Brontekst:
Zij merken in reactie op het advies het volgende op.

1. Zoals blijkt uit de voorbeelden die de indieners in de memorie van toelichting geven, komt het voor dat mensen zeer ernstig worden lastiggevallen door personen met wie zij al dan niet in relatie staan of hebben gestaan. Voor het slachtoffer hinderlijke handelingen – al dan niet in de vorm van strafbare feiten – kunnen op den duur groot leed in het leven van slachtoffers tot gevolg hebben. Ook naar het oordeel van de Raad van State zouden zij, die het mikpunt zijn van zogenoemde «stalkers» of belagers, aanspraak moeten kunnen maken op hulp van politie en justitie. Evenwel gezien de hardnekkigheid in het optreden van bekend geworden belagers lijkt de strafrechtelijke weg slechts ten dele de geschetste problematiek te kunnen oplossen.

Naar het oordeel van de Raad zou het voorstel aan kracht winnen wanneer de effectiviteit van een strafrechtelijke aanpak zou worden aangetoond aan de hand van ervaringen die in andere landen hiermee zijn opgedaan. Daarnaast zou met kwantitatieve gegevens aannemelijk kunnen worden gemaakt dat de bestaande mogelijkheid van een civielrechtelijke aanpak onvoldoende ruimte biedt om het gesignaleerde kwaad te keren. De Raad adviseert de toelichting in deze opzichten aan te vullen.

1. De indieners stellen vast dat de Raad van State onderschrijft dat zij, die het mikpunt zijn van zogenoemde «stalkers» of belagers, aanspraak moeten kunnen maken op hulp van politie en justitie. De Raad adviseert de indieners om de toelichting op twee punten aan te vullen met

a. een weergave van de ervaringen van andere landen met de daar geldende strafrechtelijke aanpak,

b. kwantitatieve gegevens, zodat aannemelijk gemaakt wordt dat de bestaande mogelijkheid van een civielrechtelijke aanpak onvoldoende ruimte biedt om het gesignaleerde kwaad te keren.

De indieners reageren hier als volgt op.

ad a. Bedacht dient te worden dat strafbaarstelling van belaging pas in de loop van de jaren negentig in diverse landen heeft plaats gehad, als eerste in de Verenigde Staten. De strafbaarstelling kan daar per staat verschillen. In andere landen, zoals Australië, Canada en het Verenigd Koninkrijk, is de strafbaarstelling van nog recentere datum. Betrouwbare gegevens over de effectiviteit van de strafbaarstelling zijn de indieners niet bekend. Wel hebben zij diverse landen om dit soort gegevens gevraagd. Het vervolgens door die landen toegestuurde materiaal bestaat echter veelal uit beschrijvingen van de problematiek van belaging en niet zozeer uit concrete metingen en wetenschappelijk verantwoord onderzoekmateriaal. In de Verenigde Staten zijn slachtofferorganisaties en de politie positief over de strafbaarstelling. Met name de mogelijkheid voor politie en justitie om in te grijpen in een escalerende situatie wordt gewaardeerd. Belagers zijn er vervolgd en veroordeeld. Mochten de initiatiefnemers tijdens de behandeling van dit wetsvoorstel relevante gegevens ontvangen, die een licht werpen op de effectiviteit van de strafbaarstelling in andere landen, dan zullen zij daarvan aan de Staten-Generaal melding maken.

Gegevensfragment:
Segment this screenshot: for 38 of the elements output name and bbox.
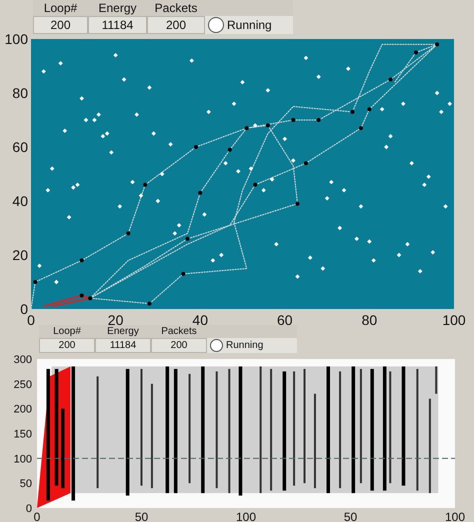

Opdracht 1: Vertaal de volgende zin uit de brontekst over belaging in het Engels: "In de Verenigde Staten zijn slachtofferorganisaties en de politie positief over de strafbaarstelling."
Opdracht 2:
Beantwoord op basis van de brontekst over belaging de volgende vragen:
(a) Welke weg kan de geschetste problematiek volgens de Raad van State slechts ten dele oplossen?
(b) Met welk soort gegevens zou volgens de Raad aannemelijk kunnen worden gemaakt dat de civielrechtelijke aanpak onvoldoende ruimte biedt?
(c) In welk land vond de strafbaarstelling van belaging als eerste plaats?
Opdracht 3: Schrijf een vervolg op de brontekst over belaging dat direct aansluit op de laatste zin ervan.

Verwachte uitvoer 1: In the United States, victim support organizations and the police are positive about the criminalization.

Verwachte uitvoer 2:
(a) De strafrechtelijke weg.
(b) Met kwantitatieve gegevens.
(c) In de Verenigde Staten.

Verwachte uitvoer 3:
ad b. De minister van Justitie heeft in haar schriftelijke antwoord op het voorstel van D66-kamerlid Dittrich om de mogelijkheid van strafbaarstelling te onderzoeken, gereageerd met de stelling dat aan de civielrechtelijke procedure om belagers de pas af te snijden bezwaren kleven. De minister geeft aan dat op het slachtoffer als eisende partij in een kort gedingprocedure een zware bewijslast rust. Het slachtoffer moet in een situatie dat zij of hij belaagd wordt, hetgeen met een emotionele stresssituatie gepaard kan gaan, voldoende gegevens aandragen om de President van de rechtbank ervan te overtuigen dat het opleggen van een straat- en/of contactverbod gerechtvaardigd is. Daarbij moet het slachtoffer veelal de steun van de politie ontberen, omdat belaging als zodanig nog niet strafbaar is. Als tweede argument voert de minister van Justitie aan dat gebleken is dat een door de President van de rechtbank opgelegd straat- en/of contactverbod zeer moeilijk te handhaven is.

De indieners onderschrijven deze twee argumenten van de minister. Aan hen zijn hierover echter geen betrouwbare kwantitatieve gegevens bekend. Er zullen zeker belagers zijn, die besluiten een rechterlijk vonnis op te volgen en hun activteiten ten nadele van het slachtoffer staken. Een civielrechtelijk vonnis kan een belagingssituatie beëindigen, alleen voor zover de belager wenst mee te werken. In de gevallen, dat een civielrechtelijk vonnis door de belager aan zijn laars wordt gelapt, biedt het een slachtoffer aanmerkelijk minder zekerheid. Dit argument wordt door de rechterlijke macht zelf naar voren gebracht. Mede gelet op het advies van de Nederlandse vereniging voor rechtspraak (NVVR), waarin de NVVR aangeeft de ernst van de problematiek van belaging ten volle te onderkennen, hebben de indieners aan dit onderdeel enkele nadere beschouwingen in de tekst van de memorie van toelichting gewijd.

2. In de memorie van toelichting wordt de nadruk gelegd op de psychisch gestoorde of obsessieve dader en op belaging in de relationele sfeer. Daardoor blijven andersoortige belagers buiten beeld. Gedacht kan worden aan daders die het slachtoffer herhaaldelijk intimideren of anderszins lastig vallen in verband met diens uitoefening van een functie of beroep. De Raad geeft in overweging in de toelichting ook aandacht te besteden aan deze categorie belagers en aan de wenselijkheid ook hun gedrag strafbaar te stellen.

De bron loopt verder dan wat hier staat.